* Your task *
Filter these entries so that only lines with the word "Kultura" remain.

Rows from a figure dataset
··········
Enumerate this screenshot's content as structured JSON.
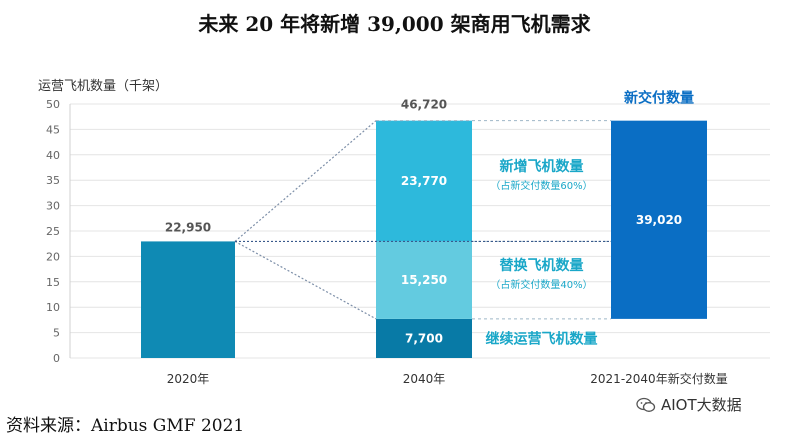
{
  "chart_data": {
    "type": "bar",
    "title": "未来 20 年将新增 39,000 架商用飞机需求",
    "ylabel": "运营飞机数量（千架）",
    "ylim": [
      0,
      50
    ],
    "yticks": [
      0,
      5,
      10,
      15,
      20,
      25,
      30,
      35,
      40,
      45,
      50
    ],
    "categories": [
      "2020年",
      "2040年",
      "2021-2040年新交付数量"
    ],
    "bar_2020": {
      "value": 22.95,
      "label": "22,950"
    },
    "bar_2040": {
      "total_label": "46,720",
      "segments": [
        {
          "name": "继续运营飞机数量",
          "value": 7.7,
          "label": "7,700",
          "color": "#087aa6"
        },
        {
          "name": "替换飞机数量",
          "note": "（占新交付数量40%）",
          "value": 15.25,
          "label": "15,250",
          "color": "#63cbe0"
        },
        {
          "name": "新增飞机数量",
          "note": "（占新交付数量60%）",
          "value": 23.77,
          "label": "23,770",
          "color": "#2db9dc"
        }
      ]
    },
    "bar_new_deliveries": {
      "name": "新交付数量",
      "value": 39.02,
      "base": 7.7,
      "label": "39,020",
      "color": "#0a6ec4"
    },
    "colors": {
      "bar_2020": "#0f8ab4",
      "axis_text": "#666666",
      "label_text": "#555555",
      "teal_text": "#1aa7c8",
      "blue_text": "#0a6ec4"
    }
  },
  "source": "资料来源：Airbus GMF 2021",
  "watermark": "AIOT大数据"
}
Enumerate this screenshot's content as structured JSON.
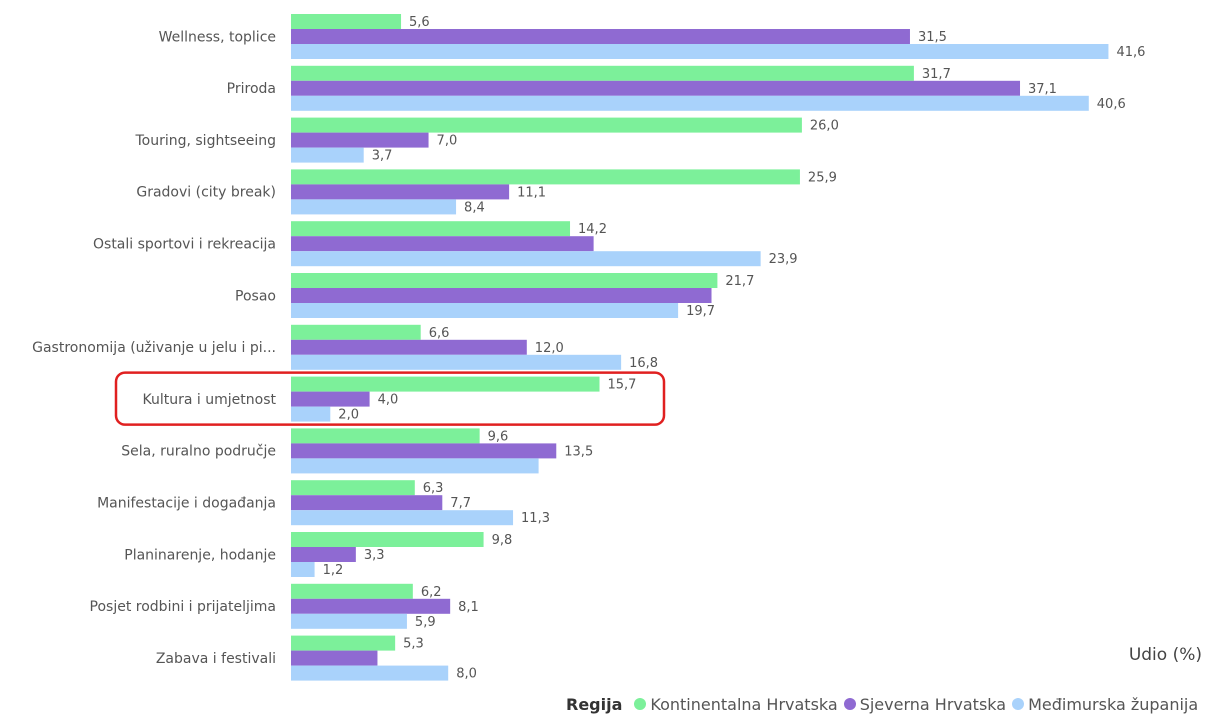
{
  "chart_data": {
    "type": "bar",
    "orientation": "horizontal",
    "categories": [
      "Wellness, toplice",
      "Priroda",
      "Touring, sightseeing",
      "Gradovi (city break)",
      "Ostali sportovi i rekreacija",
      "Posao",
      "Gastronomija (uživanje u jelu i pi...",
      "Kultura i umjetnost",
      "Sela, ruralno područje",
      "Manifestacije i događanja",
      "Planinarenje, hodanje",
      "Posjet rodbini i prijateljima",
      "Zabava i festivali"
    ],
    "series": [
      {
        "name": "Kontinentalna Hrvatska",
        "color": "#7cf09a",
        "values": [
          5.6,
          31.7,
          26.0,
          25.9,
          14.2,
          21.7,
          6.6,
          15.7,
          9.6,
          6.3,
          9.8,
          6.2,
          5.3
        ],
        "labels": [
          "5,6",
          "31,7",
          "26,0",
          "25,9",
          "14,2",
          "21,7",
          "6,6",
          "15,7",
          "9,6",
          "6,3",
          "9,8",
          "6,2",
          "5,3"
        ]
      },
      {
        "name": "Sjeverna Hrvatska",
        "color": "#8f6ad2",
        "values": [
          31.5,
          37.1,
          7.0,
          11.1,
          15.4,
          21.4,
          12.0,
          4.0,
          13.5,
          7.7,
          3.3,
          8.1,
          4.4
        ],
        "labels": [
          "31,5",
          "37,1",
          "7,0",
          "11,1",
          "",
          "",
          "12,0",
          "4,0",
          "13,5",
          "7,7",
          "3,3",
          "8,1",
          ""
        ]
      },
      {
        "name": "Međimurska županija",
        "color": "#a9d2fb",
        "values": [
          41.6,
          40.6,
          3.7,
          8.4,
          23.9,
          19.7,
          16.8,
          2.0,
          12.6,
          11.3,
          1.2,
          5.9,
          8.0
        ],
        "labels": [
          "41,6",
          "40,6",
          "3,7",
          "8,4",
          "23,9",
          "19,7",
          "16,8",
          "2,0",
          "",
          "11,3",
          "1,2",
          "5,9",
          "8,0"
        ]
      }
    ],
    "xlim": [
      0,
      45
    ],
    "xlabel": "Udio (%)",
    "legend_title": "Regija",
    "legend_position": "bottom-right",
    "highlight_category": "Kultura i umjetnost",
    "highlight_color": "#e02020",
    "grid": false
  }
}
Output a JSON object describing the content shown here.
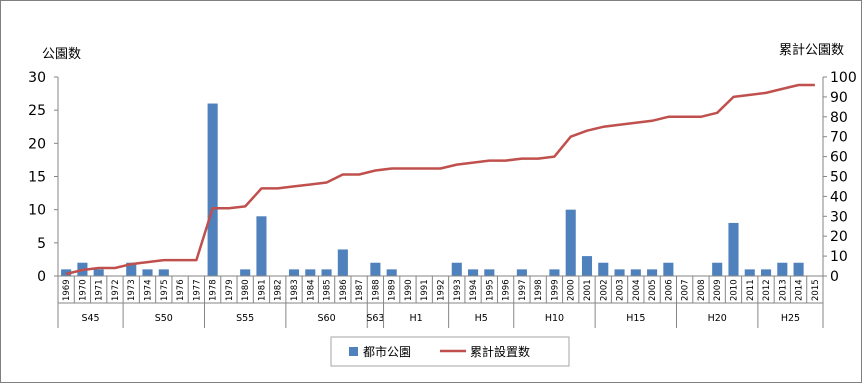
··········
* Result below *
      "Kultura i umjetnost",
    "highlight_category": "Kultura i umjetnost",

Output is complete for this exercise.